## Information shown
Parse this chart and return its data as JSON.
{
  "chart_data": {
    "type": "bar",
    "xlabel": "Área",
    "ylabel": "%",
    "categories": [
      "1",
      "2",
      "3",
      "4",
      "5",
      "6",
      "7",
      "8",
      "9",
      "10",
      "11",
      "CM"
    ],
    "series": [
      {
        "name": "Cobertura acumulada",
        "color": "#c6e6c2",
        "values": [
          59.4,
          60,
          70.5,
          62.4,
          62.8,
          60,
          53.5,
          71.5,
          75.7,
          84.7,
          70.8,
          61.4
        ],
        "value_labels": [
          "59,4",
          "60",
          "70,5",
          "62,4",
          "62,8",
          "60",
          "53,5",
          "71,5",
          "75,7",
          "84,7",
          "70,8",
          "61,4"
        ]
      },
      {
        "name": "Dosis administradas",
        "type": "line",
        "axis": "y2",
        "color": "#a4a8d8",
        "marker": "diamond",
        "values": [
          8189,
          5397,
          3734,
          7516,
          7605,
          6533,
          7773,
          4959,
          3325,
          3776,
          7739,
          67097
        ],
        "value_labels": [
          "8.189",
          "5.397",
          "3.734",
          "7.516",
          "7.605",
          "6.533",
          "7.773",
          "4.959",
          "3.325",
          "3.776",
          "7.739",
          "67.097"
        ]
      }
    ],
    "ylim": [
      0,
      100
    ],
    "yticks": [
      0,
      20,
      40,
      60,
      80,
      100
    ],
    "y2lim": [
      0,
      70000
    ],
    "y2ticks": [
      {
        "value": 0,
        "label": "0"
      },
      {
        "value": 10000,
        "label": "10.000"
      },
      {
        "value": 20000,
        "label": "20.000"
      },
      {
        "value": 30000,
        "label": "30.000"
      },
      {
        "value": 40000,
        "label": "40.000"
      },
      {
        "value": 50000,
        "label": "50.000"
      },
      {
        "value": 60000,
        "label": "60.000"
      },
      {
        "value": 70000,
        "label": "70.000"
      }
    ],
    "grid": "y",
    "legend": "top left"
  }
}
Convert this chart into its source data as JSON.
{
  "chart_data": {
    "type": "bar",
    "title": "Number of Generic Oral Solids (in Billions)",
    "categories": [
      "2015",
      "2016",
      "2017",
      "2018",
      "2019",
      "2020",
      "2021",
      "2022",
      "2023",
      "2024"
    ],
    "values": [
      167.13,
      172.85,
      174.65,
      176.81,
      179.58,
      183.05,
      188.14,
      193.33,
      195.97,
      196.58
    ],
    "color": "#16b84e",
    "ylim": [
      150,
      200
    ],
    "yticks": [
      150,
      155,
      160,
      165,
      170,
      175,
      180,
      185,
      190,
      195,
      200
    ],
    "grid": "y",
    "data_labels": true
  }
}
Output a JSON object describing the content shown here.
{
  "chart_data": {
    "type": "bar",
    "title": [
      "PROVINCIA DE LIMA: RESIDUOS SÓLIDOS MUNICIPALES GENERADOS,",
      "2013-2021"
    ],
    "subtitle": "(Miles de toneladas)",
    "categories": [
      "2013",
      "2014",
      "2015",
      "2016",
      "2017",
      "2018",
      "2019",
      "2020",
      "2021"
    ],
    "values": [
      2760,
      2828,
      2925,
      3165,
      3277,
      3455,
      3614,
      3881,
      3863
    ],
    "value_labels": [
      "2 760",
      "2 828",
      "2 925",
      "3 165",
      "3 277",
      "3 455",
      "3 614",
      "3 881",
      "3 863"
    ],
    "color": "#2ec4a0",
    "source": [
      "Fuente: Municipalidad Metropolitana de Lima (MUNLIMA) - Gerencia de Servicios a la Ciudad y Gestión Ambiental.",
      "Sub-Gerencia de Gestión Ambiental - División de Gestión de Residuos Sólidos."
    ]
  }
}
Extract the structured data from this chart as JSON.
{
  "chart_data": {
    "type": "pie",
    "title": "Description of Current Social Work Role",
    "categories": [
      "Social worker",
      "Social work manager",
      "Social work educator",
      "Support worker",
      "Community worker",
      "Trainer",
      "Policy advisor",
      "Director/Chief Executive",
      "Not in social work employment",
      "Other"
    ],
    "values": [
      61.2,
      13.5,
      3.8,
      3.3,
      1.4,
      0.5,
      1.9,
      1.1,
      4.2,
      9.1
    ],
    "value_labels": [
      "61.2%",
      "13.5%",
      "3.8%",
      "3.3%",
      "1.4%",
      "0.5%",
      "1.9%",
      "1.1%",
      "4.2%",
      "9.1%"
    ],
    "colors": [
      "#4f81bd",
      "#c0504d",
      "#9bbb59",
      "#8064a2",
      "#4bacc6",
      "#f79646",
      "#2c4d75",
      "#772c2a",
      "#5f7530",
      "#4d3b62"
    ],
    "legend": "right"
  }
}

## Job
Identify and copy lines that hold the string "Gestión".

## Solved problem
      "Fuente: Municipalidad Metropolitana de Lima (MUNLIMA) - Gerencia de Servicios a la Ciudad y Gestión Ambiental.",
      "Sub-Gerencia de Gestión Ambiental - División de Gestión de Residuos Sólidos."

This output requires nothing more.